Content starts

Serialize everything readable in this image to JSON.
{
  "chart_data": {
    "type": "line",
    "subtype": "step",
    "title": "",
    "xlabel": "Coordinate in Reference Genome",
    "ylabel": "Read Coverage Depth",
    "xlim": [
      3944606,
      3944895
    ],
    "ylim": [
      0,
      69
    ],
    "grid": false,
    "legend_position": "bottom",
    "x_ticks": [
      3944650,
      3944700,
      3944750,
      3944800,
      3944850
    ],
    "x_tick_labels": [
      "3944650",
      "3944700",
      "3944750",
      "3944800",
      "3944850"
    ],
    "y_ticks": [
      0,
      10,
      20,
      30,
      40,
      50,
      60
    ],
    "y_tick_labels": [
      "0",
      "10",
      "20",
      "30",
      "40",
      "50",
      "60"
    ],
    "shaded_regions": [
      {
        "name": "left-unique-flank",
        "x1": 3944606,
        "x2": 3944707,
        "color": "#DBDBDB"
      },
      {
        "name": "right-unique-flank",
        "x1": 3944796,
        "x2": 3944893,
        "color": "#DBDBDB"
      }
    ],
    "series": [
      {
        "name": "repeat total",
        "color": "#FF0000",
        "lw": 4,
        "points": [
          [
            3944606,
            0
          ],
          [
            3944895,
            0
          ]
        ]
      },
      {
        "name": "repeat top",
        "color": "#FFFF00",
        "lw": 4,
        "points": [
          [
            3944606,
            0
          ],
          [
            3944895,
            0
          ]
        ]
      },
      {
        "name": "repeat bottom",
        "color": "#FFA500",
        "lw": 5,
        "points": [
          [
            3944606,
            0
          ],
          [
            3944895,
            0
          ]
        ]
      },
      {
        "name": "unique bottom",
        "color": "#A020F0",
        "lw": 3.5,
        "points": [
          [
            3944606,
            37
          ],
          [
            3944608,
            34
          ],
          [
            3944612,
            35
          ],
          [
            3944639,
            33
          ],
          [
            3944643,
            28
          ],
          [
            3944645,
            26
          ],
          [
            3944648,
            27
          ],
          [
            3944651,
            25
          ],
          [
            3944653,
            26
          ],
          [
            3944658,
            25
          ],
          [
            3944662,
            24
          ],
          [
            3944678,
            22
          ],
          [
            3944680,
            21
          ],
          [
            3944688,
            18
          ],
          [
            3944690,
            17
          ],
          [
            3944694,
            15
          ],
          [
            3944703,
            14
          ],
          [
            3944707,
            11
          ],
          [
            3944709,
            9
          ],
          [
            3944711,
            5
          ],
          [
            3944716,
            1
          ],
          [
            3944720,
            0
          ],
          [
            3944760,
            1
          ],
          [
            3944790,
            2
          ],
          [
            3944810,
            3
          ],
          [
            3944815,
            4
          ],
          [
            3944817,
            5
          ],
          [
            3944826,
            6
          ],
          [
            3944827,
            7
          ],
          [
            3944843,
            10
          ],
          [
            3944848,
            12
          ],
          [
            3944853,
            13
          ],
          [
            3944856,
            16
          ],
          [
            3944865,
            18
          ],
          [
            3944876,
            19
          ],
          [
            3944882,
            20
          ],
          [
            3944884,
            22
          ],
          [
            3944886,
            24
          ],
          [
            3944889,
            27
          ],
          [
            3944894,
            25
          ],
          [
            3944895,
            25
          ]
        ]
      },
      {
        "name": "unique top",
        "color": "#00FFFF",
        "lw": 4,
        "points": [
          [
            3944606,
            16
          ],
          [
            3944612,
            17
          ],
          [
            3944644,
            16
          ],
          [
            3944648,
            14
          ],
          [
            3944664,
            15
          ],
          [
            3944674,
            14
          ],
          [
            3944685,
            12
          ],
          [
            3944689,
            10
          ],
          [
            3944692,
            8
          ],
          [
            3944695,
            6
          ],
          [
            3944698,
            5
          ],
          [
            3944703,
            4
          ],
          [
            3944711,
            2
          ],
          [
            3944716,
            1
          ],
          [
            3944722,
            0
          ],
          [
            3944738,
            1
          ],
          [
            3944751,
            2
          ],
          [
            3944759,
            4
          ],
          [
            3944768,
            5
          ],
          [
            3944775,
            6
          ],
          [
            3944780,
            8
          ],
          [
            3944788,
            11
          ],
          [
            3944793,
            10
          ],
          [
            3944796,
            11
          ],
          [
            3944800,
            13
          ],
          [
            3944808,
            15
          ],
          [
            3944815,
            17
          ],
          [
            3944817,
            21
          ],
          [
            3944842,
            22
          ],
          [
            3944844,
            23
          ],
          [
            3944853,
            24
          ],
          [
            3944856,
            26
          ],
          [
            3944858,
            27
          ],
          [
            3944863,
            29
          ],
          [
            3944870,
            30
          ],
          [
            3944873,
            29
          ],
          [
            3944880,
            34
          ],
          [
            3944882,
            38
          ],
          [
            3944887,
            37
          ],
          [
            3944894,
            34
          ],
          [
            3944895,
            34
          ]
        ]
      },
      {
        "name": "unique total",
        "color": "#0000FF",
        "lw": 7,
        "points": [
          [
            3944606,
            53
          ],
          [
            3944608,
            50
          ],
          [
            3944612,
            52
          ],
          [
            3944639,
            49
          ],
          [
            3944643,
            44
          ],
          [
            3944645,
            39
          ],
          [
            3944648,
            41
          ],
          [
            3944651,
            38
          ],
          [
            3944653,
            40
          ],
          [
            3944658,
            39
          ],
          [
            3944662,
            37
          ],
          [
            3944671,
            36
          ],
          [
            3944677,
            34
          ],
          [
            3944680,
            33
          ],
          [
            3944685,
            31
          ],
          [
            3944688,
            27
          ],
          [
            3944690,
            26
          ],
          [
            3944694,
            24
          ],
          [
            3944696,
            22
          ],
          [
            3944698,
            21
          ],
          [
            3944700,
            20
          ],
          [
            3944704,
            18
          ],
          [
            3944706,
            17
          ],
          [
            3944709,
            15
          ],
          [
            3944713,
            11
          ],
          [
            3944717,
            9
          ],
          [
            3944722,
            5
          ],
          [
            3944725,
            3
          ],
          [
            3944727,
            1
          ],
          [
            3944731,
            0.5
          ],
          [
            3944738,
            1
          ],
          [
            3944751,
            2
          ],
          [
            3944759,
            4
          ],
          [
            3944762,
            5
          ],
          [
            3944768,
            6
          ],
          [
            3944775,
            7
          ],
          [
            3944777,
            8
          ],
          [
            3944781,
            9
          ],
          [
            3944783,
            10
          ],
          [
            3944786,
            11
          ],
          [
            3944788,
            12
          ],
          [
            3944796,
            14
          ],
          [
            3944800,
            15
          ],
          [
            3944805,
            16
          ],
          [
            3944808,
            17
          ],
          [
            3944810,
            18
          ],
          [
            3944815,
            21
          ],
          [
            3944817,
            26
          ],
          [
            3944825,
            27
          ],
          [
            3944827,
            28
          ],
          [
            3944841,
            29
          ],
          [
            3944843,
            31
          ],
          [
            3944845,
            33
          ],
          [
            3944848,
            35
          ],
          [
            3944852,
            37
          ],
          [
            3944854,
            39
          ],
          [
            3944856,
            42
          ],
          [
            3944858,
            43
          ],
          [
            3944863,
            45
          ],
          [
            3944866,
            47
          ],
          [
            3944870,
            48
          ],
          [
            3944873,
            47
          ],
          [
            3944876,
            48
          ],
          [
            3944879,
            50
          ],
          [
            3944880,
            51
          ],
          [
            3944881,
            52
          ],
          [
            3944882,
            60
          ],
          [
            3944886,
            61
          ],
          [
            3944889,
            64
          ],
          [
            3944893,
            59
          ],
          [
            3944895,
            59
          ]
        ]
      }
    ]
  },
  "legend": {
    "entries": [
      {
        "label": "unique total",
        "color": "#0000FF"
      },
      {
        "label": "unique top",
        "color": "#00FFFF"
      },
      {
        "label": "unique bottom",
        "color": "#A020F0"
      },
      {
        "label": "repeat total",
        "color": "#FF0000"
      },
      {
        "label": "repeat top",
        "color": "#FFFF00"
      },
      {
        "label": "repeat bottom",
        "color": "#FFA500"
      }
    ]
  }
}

Content ends

◆ Task directions ◆
Could you find each line in the entries that contains the string "repeat" and copy it?

◆ Answer section ◆
        "name": "repeat total",
        "name": "repeat top",
        "name": "repeat bottom",
        "label": "repeat total",
        "label": "repeat top",
        "label": "repeat bottom",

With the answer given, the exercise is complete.